Given instruction: Pull out every line from the listing that has the word "Gonyon".

━━━

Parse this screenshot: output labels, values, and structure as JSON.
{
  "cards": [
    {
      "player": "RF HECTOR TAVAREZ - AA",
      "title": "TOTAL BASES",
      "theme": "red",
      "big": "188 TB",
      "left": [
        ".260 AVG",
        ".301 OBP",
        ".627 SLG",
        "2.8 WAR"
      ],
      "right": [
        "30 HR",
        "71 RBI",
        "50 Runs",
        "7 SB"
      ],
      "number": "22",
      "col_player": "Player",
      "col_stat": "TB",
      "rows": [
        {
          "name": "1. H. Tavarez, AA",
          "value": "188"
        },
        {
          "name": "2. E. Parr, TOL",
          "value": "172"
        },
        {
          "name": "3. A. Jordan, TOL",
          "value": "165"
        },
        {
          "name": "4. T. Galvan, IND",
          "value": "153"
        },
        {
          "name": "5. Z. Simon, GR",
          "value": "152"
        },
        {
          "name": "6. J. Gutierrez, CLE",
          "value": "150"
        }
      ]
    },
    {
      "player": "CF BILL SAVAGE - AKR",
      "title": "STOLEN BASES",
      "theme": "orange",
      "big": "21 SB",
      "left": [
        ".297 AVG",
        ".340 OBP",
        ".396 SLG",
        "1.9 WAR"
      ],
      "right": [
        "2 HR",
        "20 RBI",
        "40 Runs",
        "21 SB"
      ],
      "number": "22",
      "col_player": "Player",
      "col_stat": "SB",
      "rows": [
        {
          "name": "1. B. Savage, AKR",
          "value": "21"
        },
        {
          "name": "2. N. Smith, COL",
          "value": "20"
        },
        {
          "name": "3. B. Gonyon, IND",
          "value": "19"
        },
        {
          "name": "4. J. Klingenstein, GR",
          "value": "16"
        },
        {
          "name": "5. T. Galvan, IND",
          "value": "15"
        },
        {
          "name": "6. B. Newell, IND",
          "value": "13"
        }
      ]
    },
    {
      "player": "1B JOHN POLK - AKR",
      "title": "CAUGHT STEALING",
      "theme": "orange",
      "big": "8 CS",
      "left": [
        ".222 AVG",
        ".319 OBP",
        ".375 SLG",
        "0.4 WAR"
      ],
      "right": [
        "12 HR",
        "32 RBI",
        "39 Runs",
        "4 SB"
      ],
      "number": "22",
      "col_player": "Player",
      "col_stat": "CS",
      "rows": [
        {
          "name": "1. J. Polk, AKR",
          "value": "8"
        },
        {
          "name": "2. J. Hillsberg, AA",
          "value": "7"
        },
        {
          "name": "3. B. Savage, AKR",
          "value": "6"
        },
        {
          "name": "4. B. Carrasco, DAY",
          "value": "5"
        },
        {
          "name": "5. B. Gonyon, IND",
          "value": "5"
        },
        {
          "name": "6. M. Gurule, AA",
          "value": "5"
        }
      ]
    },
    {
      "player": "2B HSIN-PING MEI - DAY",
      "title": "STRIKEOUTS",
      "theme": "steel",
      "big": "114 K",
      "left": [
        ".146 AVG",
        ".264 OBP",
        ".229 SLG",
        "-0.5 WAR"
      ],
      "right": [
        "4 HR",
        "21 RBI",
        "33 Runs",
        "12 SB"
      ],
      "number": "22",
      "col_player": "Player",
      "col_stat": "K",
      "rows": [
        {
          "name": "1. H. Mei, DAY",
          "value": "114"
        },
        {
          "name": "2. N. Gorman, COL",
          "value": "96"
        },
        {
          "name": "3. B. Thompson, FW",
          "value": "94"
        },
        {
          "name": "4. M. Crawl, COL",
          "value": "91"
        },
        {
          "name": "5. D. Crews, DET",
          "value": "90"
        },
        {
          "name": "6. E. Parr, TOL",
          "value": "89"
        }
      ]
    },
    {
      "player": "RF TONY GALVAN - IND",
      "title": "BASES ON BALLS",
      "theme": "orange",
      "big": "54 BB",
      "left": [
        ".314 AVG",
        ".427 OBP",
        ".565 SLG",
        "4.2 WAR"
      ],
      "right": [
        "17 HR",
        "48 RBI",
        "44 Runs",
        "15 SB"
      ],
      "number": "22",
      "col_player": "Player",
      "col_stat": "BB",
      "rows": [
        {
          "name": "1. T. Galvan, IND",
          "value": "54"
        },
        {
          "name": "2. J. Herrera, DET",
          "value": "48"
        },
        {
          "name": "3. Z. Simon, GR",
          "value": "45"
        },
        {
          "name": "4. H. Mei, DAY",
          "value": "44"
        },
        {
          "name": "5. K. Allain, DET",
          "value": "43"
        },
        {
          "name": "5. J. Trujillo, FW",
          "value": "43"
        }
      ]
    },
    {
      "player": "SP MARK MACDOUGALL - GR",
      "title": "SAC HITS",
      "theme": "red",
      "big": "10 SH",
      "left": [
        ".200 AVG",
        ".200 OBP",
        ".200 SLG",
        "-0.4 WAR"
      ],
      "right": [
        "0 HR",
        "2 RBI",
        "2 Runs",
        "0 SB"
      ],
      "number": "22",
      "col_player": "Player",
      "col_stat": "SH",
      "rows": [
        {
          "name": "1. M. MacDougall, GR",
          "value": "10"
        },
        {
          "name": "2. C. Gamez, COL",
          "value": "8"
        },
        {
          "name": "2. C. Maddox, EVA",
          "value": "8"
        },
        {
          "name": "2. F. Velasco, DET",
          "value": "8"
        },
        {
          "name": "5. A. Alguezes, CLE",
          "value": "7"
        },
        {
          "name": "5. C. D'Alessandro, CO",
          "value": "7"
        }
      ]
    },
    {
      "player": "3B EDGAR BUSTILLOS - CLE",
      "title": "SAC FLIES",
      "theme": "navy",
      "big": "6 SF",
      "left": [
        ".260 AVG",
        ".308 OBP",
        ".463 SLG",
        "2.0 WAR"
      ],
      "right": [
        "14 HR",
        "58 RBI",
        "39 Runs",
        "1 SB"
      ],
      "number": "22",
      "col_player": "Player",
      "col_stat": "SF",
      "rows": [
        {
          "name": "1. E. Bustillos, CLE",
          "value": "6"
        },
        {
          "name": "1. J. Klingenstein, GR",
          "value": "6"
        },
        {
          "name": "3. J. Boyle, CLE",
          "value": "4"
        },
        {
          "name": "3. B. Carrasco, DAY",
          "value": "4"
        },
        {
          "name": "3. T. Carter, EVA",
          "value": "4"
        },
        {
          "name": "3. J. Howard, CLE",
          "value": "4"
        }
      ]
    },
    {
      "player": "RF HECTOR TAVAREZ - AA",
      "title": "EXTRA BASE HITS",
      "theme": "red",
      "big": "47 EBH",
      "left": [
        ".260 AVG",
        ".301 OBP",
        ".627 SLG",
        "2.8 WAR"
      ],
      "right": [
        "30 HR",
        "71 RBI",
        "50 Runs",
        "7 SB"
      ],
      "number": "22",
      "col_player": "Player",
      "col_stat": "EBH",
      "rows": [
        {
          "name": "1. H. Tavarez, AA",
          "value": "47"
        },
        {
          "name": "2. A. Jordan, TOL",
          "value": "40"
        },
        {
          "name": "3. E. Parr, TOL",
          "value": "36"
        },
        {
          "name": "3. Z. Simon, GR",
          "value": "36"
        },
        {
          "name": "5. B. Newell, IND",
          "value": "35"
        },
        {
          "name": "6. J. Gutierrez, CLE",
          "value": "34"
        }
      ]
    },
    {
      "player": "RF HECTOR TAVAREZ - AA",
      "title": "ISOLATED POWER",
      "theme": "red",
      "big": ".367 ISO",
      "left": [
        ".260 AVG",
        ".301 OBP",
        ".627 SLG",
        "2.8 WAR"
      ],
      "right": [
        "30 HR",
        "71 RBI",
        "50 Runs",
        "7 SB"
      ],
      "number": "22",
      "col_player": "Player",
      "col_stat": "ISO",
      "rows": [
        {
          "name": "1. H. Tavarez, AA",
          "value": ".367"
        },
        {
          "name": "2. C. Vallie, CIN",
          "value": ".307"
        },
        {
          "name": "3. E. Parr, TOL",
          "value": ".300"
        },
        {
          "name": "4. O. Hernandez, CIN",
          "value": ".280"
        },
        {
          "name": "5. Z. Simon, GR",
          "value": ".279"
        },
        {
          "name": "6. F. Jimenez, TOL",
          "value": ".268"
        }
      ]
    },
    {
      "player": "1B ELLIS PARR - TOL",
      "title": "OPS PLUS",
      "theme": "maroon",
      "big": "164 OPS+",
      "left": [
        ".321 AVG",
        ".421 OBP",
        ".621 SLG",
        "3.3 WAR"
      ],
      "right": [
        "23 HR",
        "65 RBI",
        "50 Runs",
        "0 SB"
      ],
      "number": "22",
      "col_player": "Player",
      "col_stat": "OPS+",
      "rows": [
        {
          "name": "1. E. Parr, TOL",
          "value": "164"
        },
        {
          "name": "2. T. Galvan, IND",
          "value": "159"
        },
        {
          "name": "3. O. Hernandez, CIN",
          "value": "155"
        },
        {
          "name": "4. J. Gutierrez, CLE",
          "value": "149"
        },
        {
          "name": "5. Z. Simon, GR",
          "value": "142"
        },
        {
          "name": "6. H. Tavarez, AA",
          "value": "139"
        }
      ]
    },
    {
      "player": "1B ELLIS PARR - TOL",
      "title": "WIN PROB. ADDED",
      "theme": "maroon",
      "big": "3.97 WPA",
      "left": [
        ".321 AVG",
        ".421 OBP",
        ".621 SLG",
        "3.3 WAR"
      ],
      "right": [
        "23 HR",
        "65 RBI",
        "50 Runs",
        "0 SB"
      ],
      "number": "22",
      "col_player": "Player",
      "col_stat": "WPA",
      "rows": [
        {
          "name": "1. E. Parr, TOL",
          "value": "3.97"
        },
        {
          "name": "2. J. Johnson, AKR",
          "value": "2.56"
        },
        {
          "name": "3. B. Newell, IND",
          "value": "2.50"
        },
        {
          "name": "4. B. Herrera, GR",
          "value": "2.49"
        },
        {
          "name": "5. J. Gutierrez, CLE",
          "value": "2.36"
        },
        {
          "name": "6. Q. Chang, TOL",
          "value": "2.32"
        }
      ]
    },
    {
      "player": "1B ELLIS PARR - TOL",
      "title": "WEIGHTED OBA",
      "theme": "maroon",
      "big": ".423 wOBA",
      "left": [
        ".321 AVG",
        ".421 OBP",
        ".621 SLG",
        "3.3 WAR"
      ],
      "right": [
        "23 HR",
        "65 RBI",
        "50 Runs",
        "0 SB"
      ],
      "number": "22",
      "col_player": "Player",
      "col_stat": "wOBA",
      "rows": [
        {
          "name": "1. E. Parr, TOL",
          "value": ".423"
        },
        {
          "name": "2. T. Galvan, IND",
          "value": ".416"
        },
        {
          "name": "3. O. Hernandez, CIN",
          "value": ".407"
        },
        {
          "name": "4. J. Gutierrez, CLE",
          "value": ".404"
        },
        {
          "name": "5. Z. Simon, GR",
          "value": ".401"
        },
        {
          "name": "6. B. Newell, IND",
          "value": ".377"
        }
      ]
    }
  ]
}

━━━

Task output:
          "name": "3. B. Gonyon, IND",
          "name": "5. B. Gonyon, IND",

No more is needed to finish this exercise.